Your answer should repeat the entries in full, exactly as given, with no pictures.

**EXERCISE DATA**.
******************************
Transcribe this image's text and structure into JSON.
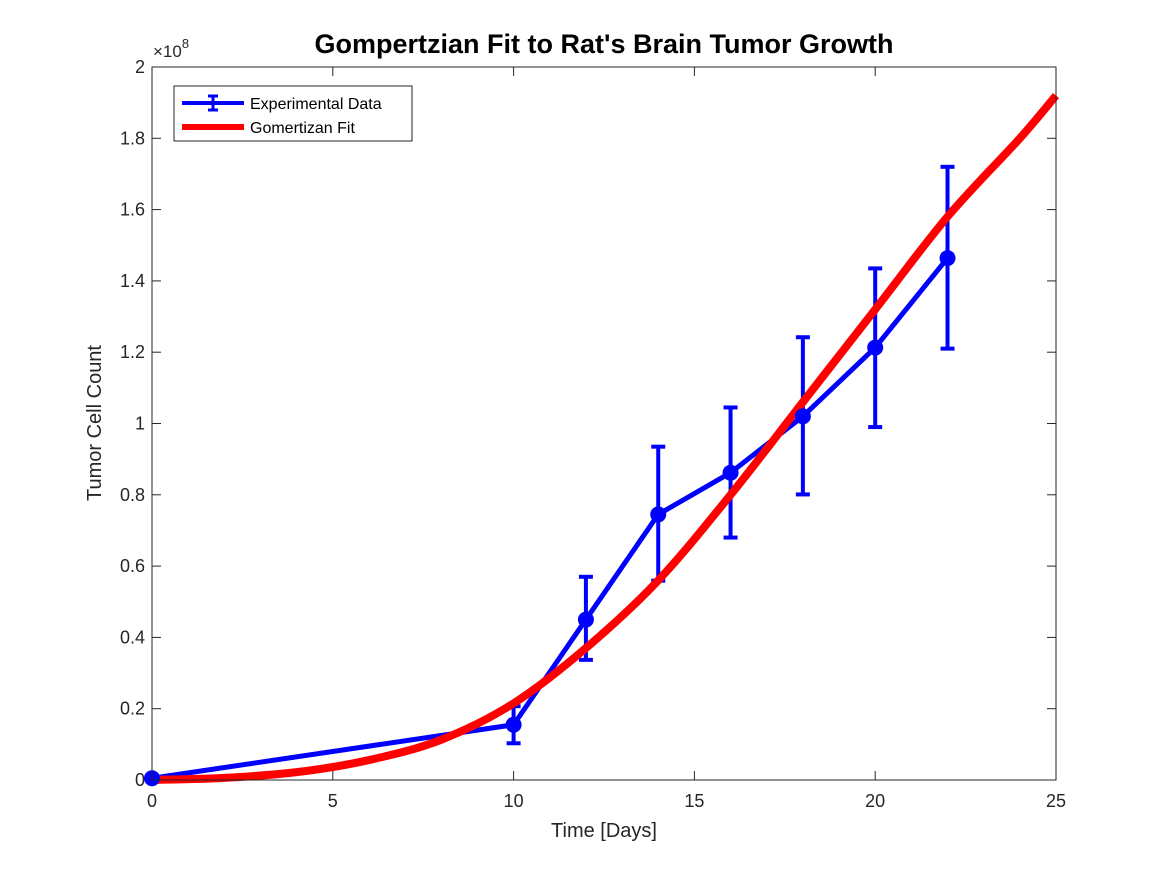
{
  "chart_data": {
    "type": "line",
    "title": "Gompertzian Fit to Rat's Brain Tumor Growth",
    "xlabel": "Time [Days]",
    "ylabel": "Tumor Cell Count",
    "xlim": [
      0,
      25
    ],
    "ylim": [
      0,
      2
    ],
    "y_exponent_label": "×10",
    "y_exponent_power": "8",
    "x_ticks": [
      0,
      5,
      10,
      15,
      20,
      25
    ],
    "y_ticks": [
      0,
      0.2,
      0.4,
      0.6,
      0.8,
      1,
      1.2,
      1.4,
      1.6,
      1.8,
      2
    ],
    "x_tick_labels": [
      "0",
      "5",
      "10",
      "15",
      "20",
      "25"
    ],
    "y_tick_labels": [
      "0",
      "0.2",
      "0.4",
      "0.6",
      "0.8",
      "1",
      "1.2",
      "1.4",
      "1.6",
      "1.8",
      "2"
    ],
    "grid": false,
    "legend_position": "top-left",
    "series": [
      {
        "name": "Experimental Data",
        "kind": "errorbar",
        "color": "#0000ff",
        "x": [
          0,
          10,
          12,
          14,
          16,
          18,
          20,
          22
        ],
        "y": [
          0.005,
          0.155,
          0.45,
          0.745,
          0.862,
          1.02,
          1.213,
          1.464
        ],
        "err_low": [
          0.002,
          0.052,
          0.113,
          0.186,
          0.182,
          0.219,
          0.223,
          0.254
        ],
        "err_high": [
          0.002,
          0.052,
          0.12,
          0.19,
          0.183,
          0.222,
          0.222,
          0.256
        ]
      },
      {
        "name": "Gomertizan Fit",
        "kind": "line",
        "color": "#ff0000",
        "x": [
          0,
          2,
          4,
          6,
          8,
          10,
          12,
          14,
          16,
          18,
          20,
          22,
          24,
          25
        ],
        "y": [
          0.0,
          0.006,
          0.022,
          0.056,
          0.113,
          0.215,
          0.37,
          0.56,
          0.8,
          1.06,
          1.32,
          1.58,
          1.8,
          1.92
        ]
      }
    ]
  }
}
******************************
**ANSWER TO THIS TASK**.
Transcribe this image's text and structure into JSON.
{
  "chart_data": {
    "type": "line",
    "title": "Gompertzian Fit to Rat's Brain Tumor Growth",
    "xlabel": "Time [Days]",
    "ylabel": "Tumor Cell Count",
    "xlim": [
      0,
      25
    ],
    "ylim": [
      0,
      2
    ],
    "y_exponent_label": "×10",
    "y_exponent_power": "8",
    "x_ticks": [
      0,
      5,
      10,
      15,
      20,
      25
    ],
    "y_ticks": [
      0,
      0.2,
      0.4,
      0.6,
      0.8,
      1,
      1.2,
      1.4,
      1.6,
      1.8,
      2
    ],
    "x_tick_labels": [
      "0",
      "5",
      "10",
      "15",
      "20",
      "25"
    ],
    "y_tick_labels": [
      "0",
      "0.2",
      "0.4",
      "0.6",
      "0.8",
      "1",
      "1.2",
      "1.4",
      "1.6",
      "1.8",
      "2"
    ],
    "grid": false,
    "legend_position": "top-left",
    "series": [
      {
        "name": "Experimental Data",
        "kind": "errorbar",
        "color": "#0000ff",
        "x": [
          0,
          10,
          12,
          14,
          16,
          18,
          20,
          22
        ],
        "y": [
          0.005,
          0.155,
          0.45,
          0.745,
          0.862,
          1.02,
          1.213,
          1.464
        ],
        "err_low": [
          0.002,
          0.052,
          0.113,
          0.186,
          0.182,
          0.219,
          0.223,
          0.254
        ],
        "err_high": [
          0.002,
          0.052,
          0.12,
          0.19,
          0.183,
          0.222,
          0.222,
          0.256
        ]
      },
      {
        "name": "Gomertizan Fit",
        "kind": "line",
        "color": "#ff0000",
        "x": [
          0,
          2,
          4,
          6,
          8,
          10,
          12,
          14,
          16,
          18,
          20,
          22,
          24,
          25
        ],
        "y": [
          0.0,
          0.006,
          0.022,
          0.056,
          0.113,
          0.215,
          0.37,
          0.56,
          0.8,
          1.06,
          1.32,
          1.58,
          1.8,
          1.92
        ]
      }
    ]
  }
}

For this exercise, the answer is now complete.